## Aim
Using the data below, repeat all of it precisely.

begin Extracted entries

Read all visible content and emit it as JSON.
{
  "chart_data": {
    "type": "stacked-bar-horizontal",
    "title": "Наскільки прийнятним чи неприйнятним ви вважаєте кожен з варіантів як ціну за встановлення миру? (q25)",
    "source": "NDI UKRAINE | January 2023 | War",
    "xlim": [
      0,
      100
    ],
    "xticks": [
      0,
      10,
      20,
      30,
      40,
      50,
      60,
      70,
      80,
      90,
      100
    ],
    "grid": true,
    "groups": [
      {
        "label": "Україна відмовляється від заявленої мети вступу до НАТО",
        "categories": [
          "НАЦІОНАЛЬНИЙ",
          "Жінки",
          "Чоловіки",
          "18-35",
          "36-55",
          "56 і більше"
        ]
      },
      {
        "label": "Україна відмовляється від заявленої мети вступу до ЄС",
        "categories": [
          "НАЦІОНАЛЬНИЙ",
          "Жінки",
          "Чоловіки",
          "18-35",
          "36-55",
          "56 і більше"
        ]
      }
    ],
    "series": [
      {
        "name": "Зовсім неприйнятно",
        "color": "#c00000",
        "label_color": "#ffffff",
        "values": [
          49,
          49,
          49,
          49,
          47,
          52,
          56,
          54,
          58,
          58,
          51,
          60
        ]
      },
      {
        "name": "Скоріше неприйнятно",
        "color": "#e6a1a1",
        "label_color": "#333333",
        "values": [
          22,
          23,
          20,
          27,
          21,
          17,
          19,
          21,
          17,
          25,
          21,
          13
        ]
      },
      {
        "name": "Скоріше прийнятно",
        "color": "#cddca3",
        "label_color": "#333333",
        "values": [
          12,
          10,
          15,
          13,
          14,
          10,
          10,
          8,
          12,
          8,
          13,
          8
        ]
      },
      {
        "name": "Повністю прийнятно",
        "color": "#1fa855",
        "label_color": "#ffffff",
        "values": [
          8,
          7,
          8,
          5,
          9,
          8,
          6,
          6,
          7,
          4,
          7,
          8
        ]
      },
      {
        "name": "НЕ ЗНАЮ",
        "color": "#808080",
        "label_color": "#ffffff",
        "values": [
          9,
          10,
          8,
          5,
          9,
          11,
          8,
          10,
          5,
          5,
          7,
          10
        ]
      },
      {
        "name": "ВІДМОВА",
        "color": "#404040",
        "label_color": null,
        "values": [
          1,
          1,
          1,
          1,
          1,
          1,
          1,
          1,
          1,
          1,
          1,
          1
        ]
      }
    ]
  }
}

end Extracted entries

## The solution
Read all visible content and emit it as JSON.
{
  "chart_data": {
    "type": "stacked-bar-horizontal",
    "title": "Наскільки прийнятним чи неприйнятним ви вважаєте кожен з варіантів як ціну за встановлення миру? (q25)",
    "source": "NDI UKRAINE | January 2023 | War",
    "xlim": [
      0,
      100
    ],
    "xticks": [
      0,
      10,
      20,
      30,
      40,
      50,
      60,
      70,
      80,
      90,
      100
    ],
    "grid": true,
    "groups": [
      {
        "label": "Україна відмовляється від заявленої мети вступу до НАТО",
        "categories": [
          "НАЦІОНАЛЬНИЙ",
          "Жінки",
          "Чоловіки",
          "18-35",
          "36-55",
          "56 і більше"
        ]
      },
      {
        "label": "Україна відмовляється від заявленої мети вступу до ЄС",
        "categories": [
          "НАЦІОНАЛЬНИЙ",
          "Жінки",
          "Чоловіки",
          "18-35",
          "36-55",
          "56 і більше"
        ]
      }
    ],
    "series": [
      {
        "name": "Зовсім неприйнятно",
        "color": "#c00000",
        "label_color": "#ffffff",
        "values": [
          49,
          49,
          49,
          49,
          47,
          52,
          56,
          54,
          58,
          58,
          51,
          60
        ]
      },
      {
        "name": "Скоріше неприйнятно",
        "color": "#e6a1a1",
        "label_color": "#333333",
        "values": [
          22,
          23,
          20,
          27,
          21,
          17,
          19,
          21,
          17,
          25,
          21,
          13
        ]
      },
      {
        "name": "Скоріше прийнятно",
        "color": "#cddca3",
        "label_color": "#333333",
        "values": [
          12,
          10,
          15,
          13,
          14,
          10,
          10,
          8,
          12,
          8,
          13,
          8
        ]
      },
      {
        "name": "Повністю прийнятно",
        "color": "#1fa855",
        "label_color": "#ffffff",
        "values": [
          8,
          7,
          8,
          5,
          9,
          8,
          6,
          6,
          7,
          4,
          7,
          8
        ]
      },
      {
        "name": "НЕ ЗНАЮ",
        "color": "#808080",
        "label_color": "#ffffff",
        "values": [
          9,
          10,
          8,
          5,
          9,
          11,
          8,
          10,
          5,
          5,
          7,
          10
        ]
      },
      {
        "name": "ВІДМОВА",
        "color": "#404040",
        "label_color": null,
        "values": [
          1,
          1,
          1,
          1,
          1,
          1,
          1,
          1,
          1,
          1,
          1,
          1
        ]
      }
    ]
  }
}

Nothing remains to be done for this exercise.